» GOAL
List all lines of the data containing the word "title".

» RECORDS SHOWN

★ ★ ★

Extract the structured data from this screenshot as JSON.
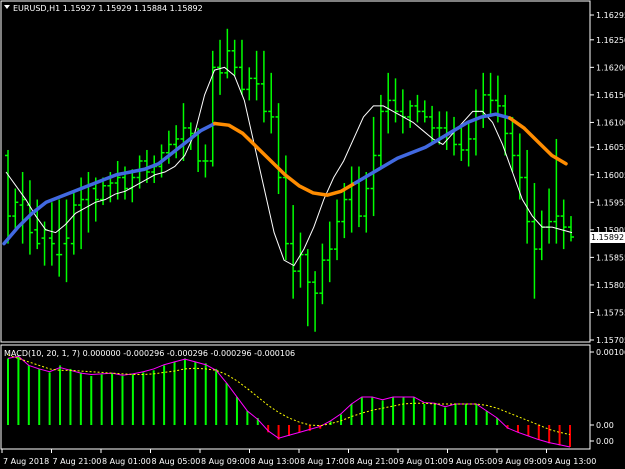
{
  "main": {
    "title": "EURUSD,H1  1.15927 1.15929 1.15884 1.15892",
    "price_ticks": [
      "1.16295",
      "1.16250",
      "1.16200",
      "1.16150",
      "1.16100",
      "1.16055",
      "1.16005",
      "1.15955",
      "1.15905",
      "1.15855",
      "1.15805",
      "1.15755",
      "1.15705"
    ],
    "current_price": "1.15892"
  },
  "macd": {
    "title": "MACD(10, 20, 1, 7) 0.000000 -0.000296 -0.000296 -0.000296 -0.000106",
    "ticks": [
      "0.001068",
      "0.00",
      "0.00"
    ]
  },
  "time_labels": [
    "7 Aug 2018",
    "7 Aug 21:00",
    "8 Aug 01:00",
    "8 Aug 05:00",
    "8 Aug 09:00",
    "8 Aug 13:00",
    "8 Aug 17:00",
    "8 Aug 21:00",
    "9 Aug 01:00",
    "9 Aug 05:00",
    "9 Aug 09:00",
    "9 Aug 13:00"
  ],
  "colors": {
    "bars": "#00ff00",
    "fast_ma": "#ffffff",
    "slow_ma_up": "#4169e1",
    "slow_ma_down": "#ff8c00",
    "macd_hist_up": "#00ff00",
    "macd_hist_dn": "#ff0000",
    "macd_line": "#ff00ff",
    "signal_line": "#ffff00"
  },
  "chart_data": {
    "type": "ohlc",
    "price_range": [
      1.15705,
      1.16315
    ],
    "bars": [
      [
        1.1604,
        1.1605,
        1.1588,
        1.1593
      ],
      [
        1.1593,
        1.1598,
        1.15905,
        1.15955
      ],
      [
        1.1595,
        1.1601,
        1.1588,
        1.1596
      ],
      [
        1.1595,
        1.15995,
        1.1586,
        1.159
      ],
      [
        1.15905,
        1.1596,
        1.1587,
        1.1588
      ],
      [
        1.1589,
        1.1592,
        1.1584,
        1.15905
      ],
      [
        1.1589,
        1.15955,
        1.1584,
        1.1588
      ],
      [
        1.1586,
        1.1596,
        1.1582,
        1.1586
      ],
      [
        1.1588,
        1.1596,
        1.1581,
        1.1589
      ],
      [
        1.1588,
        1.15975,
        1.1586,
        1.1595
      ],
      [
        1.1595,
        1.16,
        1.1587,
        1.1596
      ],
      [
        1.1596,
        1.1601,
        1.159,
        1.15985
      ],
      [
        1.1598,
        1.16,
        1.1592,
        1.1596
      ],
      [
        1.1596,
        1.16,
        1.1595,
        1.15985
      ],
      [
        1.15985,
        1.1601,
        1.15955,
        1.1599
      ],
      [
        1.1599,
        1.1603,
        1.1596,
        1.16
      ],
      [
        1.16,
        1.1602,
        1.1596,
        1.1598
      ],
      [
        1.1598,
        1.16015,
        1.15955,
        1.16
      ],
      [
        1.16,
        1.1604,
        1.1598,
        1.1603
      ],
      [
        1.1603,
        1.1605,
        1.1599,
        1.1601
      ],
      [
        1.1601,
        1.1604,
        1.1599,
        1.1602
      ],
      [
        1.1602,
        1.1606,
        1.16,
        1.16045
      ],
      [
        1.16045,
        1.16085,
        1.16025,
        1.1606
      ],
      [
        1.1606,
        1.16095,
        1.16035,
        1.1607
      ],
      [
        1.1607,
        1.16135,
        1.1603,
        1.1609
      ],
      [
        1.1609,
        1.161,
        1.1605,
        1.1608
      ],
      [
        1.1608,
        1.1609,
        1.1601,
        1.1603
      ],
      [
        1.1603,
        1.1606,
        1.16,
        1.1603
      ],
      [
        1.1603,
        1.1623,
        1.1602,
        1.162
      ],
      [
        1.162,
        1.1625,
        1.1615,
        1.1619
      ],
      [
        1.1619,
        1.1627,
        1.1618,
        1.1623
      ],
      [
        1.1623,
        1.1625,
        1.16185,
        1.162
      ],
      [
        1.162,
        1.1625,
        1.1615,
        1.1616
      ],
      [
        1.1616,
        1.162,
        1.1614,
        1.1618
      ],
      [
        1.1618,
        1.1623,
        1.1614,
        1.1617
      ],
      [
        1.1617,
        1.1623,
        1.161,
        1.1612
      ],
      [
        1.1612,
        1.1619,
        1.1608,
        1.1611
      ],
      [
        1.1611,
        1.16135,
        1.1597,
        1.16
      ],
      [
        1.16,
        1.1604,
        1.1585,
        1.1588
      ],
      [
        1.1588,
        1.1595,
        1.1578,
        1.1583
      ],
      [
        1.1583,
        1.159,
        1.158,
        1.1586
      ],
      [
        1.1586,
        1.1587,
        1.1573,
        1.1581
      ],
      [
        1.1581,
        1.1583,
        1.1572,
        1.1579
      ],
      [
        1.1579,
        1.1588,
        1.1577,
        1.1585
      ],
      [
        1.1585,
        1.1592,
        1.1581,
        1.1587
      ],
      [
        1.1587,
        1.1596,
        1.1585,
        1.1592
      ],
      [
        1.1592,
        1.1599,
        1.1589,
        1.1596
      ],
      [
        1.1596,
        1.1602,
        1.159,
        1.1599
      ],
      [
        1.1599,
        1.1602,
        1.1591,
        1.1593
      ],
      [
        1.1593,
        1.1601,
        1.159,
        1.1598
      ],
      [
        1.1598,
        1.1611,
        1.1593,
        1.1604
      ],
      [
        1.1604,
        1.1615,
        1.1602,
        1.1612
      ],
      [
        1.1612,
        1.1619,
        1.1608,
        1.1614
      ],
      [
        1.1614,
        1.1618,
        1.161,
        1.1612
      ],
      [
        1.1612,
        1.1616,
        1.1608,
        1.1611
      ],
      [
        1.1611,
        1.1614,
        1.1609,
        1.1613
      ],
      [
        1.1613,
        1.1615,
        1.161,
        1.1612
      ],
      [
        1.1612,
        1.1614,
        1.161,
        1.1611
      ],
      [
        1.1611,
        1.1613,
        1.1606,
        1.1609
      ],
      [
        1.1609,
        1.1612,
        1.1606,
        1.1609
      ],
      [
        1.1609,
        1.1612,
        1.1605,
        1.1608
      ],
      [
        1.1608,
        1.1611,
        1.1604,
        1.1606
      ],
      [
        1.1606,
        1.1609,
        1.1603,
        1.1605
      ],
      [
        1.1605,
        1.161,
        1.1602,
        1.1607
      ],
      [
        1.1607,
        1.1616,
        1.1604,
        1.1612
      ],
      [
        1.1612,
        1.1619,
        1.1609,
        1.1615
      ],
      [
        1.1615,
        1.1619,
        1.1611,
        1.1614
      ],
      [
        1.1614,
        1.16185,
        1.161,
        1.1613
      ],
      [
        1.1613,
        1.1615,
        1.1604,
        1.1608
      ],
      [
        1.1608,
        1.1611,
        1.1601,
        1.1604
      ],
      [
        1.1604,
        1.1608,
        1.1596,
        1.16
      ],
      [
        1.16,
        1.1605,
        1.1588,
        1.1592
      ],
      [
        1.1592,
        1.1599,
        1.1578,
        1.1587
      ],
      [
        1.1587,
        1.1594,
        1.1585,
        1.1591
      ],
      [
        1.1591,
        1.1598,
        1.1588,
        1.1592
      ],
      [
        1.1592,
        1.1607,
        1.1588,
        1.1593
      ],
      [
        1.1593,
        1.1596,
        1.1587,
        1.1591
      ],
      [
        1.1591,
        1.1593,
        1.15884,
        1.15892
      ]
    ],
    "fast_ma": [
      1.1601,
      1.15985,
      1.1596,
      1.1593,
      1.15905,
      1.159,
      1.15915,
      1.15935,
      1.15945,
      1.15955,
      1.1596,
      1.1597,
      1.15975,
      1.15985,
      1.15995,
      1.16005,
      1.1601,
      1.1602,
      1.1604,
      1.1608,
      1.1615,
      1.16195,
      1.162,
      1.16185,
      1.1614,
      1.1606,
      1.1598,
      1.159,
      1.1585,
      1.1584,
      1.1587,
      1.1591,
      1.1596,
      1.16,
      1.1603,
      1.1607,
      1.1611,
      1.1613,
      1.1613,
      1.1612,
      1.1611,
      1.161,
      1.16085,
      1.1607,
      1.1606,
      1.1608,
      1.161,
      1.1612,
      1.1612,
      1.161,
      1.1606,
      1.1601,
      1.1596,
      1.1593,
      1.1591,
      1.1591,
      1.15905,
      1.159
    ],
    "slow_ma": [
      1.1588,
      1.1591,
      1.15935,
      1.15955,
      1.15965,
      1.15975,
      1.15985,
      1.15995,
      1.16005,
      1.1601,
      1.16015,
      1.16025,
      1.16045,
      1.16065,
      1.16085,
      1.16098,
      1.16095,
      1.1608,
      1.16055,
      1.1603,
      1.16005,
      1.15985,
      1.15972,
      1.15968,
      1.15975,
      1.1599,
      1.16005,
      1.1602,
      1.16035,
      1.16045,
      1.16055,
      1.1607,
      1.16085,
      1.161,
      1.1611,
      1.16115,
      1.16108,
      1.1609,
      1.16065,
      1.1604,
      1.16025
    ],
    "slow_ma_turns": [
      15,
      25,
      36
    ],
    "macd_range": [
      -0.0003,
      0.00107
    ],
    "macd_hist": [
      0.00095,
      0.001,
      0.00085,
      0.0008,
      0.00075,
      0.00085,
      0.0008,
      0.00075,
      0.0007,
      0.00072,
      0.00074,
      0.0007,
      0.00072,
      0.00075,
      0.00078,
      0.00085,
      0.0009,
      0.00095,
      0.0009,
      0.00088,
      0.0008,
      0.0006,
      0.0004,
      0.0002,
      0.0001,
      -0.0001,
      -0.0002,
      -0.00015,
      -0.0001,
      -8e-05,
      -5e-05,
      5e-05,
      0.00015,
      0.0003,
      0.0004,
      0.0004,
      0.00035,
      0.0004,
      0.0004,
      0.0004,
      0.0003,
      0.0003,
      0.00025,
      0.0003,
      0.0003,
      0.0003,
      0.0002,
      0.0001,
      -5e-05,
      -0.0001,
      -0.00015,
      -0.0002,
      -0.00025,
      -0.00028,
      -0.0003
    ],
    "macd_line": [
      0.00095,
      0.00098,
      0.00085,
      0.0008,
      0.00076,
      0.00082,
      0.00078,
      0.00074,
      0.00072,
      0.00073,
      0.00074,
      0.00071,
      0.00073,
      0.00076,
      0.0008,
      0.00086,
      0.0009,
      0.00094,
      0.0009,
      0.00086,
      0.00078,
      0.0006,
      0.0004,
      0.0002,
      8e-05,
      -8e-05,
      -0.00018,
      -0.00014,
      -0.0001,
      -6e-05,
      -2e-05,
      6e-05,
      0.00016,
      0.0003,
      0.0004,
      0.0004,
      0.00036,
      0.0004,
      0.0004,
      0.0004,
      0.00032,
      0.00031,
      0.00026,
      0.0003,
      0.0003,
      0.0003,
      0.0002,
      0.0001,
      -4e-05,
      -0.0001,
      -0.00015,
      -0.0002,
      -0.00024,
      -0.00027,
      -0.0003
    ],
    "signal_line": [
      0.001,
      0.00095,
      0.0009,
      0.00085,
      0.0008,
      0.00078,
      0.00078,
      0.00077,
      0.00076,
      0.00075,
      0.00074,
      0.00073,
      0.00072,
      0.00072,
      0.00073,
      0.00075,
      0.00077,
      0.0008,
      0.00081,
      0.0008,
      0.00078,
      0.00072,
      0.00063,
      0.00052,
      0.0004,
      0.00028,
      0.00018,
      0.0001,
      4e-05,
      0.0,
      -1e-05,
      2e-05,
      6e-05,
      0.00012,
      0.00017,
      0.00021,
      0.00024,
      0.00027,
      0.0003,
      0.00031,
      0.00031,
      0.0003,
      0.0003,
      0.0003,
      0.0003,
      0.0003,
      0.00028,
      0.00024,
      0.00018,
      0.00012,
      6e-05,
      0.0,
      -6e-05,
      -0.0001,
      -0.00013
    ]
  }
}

★ ★ ★

» PROBLEM SOLUTION
    "title": "EURUSD,H1  1.15927 1.15929 1.15884 1.15892",
    "title": "MACD(10, 20, 1, 7) 0.000000 -0.000296 -0.000296 -0.000296 -0.000106",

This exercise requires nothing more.